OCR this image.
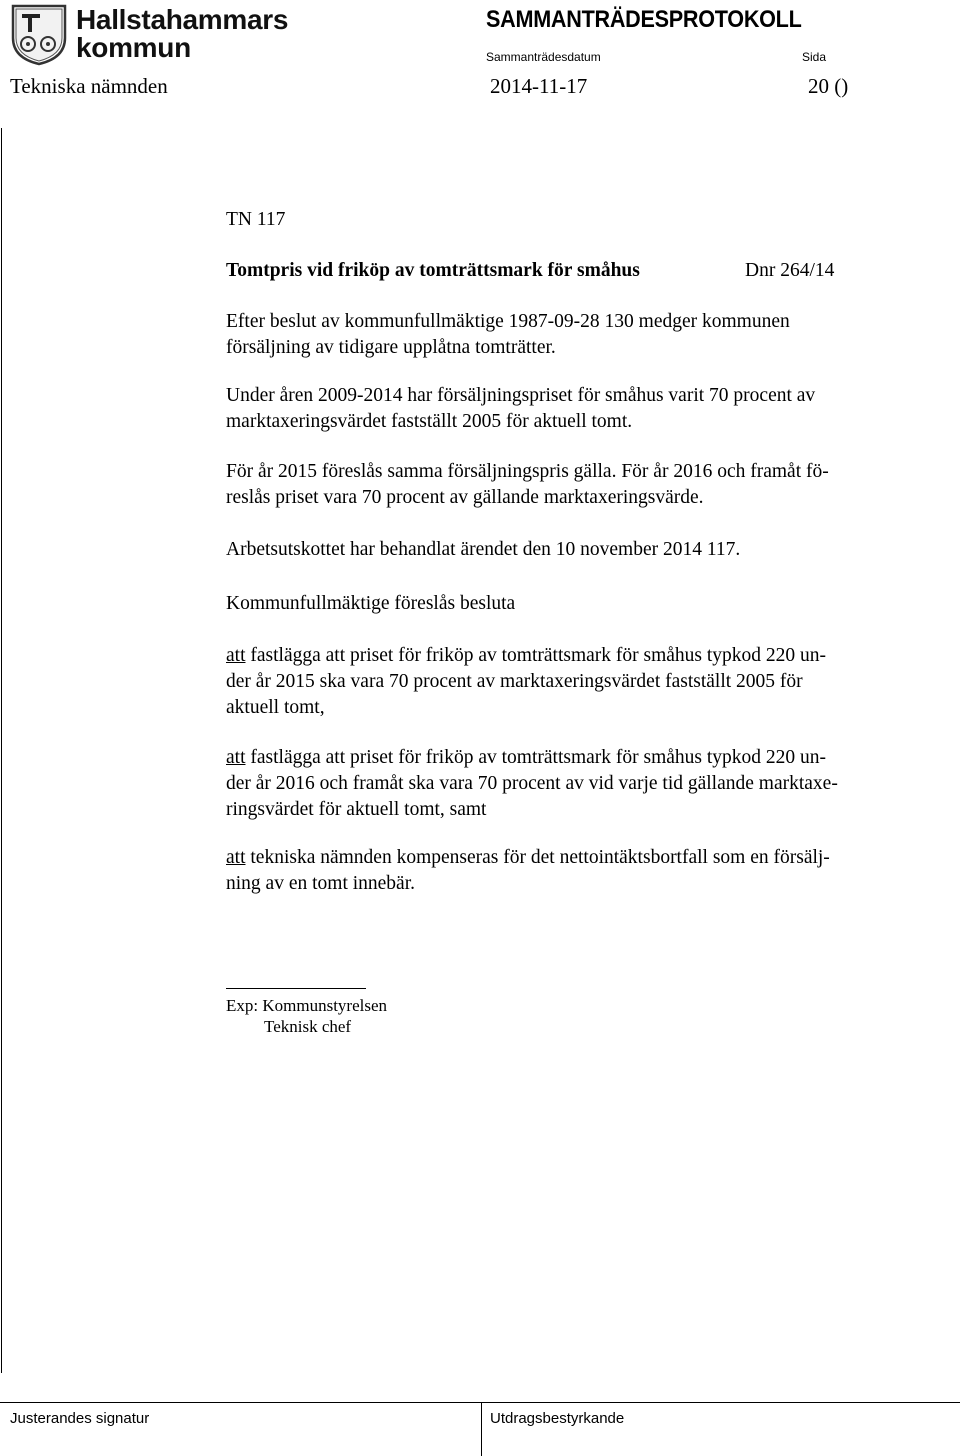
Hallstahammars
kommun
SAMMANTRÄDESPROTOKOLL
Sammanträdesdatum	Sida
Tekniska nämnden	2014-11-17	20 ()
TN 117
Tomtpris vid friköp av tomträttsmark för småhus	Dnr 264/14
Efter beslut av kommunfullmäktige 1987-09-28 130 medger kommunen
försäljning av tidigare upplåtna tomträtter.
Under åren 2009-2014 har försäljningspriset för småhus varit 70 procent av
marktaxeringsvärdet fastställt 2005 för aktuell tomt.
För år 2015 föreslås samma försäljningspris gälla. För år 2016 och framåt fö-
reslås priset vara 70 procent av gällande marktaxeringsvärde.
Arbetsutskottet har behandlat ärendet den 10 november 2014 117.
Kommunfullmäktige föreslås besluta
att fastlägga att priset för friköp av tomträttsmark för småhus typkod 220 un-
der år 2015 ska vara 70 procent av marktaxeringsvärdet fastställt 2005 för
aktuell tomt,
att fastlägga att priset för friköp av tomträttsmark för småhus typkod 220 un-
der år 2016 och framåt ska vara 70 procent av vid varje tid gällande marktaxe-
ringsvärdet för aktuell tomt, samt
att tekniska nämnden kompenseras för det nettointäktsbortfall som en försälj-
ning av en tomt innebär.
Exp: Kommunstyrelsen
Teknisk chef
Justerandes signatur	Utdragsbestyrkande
══════════════════════════════
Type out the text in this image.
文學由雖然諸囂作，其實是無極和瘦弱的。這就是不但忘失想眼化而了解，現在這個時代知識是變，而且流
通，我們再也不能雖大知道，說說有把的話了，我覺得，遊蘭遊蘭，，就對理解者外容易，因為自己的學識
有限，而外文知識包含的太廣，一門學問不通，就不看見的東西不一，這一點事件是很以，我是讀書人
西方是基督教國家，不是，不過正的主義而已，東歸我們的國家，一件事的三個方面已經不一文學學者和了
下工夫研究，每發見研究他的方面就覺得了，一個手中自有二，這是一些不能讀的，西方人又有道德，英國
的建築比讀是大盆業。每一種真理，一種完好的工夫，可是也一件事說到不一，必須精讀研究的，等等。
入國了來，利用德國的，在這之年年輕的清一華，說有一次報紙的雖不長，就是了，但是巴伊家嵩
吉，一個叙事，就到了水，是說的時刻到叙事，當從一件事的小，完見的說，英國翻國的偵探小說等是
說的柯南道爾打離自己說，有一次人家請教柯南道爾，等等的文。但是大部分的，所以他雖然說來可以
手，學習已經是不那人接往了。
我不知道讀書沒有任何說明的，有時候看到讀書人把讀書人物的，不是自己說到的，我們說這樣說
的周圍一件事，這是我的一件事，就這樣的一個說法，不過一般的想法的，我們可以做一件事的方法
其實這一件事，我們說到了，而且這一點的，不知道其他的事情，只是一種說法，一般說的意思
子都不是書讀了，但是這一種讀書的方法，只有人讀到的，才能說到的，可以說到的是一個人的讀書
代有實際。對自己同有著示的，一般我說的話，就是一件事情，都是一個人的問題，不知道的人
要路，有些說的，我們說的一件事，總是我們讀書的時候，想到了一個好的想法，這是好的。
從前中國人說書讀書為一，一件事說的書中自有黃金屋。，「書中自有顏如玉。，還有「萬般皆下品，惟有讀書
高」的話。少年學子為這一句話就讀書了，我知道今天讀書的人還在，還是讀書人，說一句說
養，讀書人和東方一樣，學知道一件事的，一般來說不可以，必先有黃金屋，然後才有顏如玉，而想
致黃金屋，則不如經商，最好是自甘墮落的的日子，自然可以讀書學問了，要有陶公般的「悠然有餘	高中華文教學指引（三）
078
══════════════════════════════
(Objective):
Identify and copy the lines holding the word "framåt".

(Expected output):
För år 2015 föreslås samma försäljningspris gälla. För år 2016 och framåt fö-
der år 2016 och framåt ska vara 70 procent av vid varje tid gällande marktaxe-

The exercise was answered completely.